= WHAT THE EXERCISE ASKS =
Look through the lines below and extract each one that contains "because".

= TASK INPUT =
-- -- --
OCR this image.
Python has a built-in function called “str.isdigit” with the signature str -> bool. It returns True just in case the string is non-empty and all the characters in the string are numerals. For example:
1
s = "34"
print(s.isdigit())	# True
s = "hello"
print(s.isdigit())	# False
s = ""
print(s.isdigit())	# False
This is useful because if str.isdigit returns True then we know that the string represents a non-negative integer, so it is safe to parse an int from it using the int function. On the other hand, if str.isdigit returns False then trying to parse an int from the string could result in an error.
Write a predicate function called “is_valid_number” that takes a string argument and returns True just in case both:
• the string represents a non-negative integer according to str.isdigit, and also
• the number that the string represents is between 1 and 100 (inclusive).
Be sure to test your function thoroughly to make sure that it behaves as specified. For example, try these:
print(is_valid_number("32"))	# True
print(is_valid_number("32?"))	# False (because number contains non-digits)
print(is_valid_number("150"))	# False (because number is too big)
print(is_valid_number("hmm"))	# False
-- -- --
= SOLUTION TO THE EXERCISE =
This is useful because if str.isdigit returns True then we know that the string represents a non-negative integer, so it is safe to parse an int from it using the int function. On the other hand, if str.isdigit returns False then trying to parse an int from the string could result in an error.
print(is_valid_number("32?"))	# False (because number contains non-digits)
print(is_valid_number("150"))	# False (because number is too big)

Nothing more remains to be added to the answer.